What the task asks: Gather each line of the records where "https" appears.

◆ ◆ ◆ ◆ ◆ ◆ ◆

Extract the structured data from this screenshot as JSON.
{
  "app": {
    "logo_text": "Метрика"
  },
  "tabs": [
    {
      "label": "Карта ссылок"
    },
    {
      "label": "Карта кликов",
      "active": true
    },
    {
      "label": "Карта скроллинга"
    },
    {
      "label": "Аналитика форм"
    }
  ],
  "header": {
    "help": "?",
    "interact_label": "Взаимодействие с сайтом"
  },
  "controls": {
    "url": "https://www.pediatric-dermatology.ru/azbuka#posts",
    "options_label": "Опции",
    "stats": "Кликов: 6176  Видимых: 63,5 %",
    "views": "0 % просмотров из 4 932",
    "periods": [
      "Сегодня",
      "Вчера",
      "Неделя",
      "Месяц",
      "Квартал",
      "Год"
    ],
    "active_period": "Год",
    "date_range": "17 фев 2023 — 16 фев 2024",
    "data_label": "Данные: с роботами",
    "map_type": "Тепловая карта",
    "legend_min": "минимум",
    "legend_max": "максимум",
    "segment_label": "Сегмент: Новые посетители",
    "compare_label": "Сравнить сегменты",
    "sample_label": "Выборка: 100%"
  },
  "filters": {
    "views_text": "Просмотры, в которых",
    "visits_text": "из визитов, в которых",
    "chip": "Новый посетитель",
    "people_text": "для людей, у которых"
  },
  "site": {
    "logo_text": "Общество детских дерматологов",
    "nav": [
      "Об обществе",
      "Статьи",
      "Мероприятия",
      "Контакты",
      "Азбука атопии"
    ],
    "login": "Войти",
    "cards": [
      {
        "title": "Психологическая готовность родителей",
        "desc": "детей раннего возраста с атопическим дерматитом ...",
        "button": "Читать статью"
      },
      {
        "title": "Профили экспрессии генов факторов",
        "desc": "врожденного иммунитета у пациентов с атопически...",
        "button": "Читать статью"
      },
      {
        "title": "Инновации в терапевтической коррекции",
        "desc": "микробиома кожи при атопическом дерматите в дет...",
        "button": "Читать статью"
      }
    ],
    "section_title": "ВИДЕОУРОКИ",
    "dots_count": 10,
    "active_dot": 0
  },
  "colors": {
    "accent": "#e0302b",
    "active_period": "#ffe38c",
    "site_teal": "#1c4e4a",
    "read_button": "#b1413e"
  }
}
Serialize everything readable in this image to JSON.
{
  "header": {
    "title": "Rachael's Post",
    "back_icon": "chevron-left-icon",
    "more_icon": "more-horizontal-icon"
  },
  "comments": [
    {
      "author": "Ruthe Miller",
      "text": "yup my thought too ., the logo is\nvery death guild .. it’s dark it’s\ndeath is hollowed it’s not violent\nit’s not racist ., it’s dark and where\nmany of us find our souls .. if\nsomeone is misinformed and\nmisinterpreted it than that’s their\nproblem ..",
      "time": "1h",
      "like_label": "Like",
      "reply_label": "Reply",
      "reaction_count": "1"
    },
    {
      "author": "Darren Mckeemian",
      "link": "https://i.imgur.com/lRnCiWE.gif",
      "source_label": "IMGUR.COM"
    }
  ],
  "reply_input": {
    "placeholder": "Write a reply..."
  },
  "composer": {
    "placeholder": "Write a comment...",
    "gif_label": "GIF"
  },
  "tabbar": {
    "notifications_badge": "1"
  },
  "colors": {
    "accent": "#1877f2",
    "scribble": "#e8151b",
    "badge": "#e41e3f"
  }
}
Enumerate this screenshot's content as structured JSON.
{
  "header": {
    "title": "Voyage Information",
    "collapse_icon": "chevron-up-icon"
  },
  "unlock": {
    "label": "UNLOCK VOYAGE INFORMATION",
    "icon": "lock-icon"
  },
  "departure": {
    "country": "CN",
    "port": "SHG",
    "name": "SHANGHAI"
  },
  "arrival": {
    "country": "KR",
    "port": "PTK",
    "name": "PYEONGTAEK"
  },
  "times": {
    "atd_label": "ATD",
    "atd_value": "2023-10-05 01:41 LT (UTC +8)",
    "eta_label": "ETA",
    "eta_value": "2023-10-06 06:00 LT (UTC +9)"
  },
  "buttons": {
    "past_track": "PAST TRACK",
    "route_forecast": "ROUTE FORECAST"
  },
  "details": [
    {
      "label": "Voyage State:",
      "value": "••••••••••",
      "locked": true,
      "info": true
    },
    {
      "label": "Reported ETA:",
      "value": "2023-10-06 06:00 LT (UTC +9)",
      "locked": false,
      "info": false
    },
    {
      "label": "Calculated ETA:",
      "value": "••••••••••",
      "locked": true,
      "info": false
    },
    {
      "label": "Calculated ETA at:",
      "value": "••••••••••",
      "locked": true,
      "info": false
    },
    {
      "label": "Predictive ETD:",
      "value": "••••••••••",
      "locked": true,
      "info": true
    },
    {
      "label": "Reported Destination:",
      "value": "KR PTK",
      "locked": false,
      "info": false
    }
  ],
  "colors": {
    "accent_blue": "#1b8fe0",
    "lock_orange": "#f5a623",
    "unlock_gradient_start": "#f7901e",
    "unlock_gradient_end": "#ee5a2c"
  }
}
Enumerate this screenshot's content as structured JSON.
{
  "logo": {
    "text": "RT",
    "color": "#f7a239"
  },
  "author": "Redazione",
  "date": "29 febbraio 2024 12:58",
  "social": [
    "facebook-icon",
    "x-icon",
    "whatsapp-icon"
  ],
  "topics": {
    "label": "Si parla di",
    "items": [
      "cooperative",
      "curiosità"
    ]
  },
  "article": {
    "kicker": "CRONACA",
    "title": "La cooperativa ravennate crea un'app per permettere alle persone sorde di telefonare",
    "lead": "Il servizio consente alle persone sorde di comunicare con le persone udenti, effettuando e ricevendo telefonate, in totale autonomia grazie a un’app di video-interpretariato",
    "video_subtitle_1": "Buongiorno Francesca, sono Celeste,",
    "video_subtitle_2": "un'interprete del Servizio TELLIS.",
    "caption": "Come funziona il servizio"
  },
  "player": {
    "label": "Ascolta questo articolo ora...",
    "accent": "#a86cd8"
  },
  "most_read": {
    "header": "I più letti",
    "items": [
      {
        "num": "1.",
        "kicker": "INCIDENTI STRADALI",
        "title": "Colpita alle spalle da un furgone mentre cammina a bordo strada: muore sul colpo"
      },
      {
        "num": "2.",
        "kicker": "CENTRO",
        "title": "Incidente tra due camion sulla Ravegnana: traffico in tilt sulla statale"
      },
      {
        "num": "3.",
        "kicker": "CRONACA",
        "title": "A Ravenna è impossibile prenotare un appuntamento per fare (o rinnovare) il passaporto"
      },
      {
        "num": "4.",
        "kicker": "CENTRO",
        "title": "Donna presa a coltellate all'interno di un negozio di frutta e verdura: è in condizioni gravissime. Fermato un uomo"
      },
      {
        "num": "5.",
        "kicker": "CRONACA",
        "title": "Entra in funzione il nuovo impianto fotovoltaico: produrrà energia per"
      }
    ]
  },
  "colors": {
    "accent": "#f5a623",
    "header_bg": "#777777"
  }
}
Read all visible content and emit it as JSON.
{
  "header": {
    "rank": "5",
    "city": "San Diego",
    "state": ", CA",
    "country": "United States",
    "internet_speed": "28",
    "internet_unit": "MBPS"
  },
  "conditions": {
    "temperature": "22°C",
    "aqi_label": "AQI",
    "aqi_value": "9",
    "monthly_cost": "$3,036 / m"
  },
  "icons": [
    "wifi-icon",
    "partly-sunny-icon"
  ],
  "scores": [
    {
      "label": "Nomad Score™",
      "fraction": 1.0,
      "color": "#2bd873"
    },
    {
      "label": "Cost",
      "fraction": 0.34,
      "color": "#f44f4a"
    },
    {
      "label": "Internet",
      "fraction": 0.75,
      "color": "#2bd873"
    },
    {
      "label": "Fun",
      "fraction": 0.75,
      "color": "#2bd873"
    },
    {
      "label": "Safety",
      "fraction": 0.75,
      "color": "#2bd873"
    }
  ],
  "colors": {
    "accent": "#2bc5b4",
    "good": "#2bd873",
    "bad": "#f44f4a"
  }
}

◆ ◆ ◆ ◆ ◆ ◆ ◆

Written answer:
    "url": "https://www.pediatric-dermatology.ru/azbuka#posts",
      "link": "https://i.imgur.com/lRnCiWE.gif",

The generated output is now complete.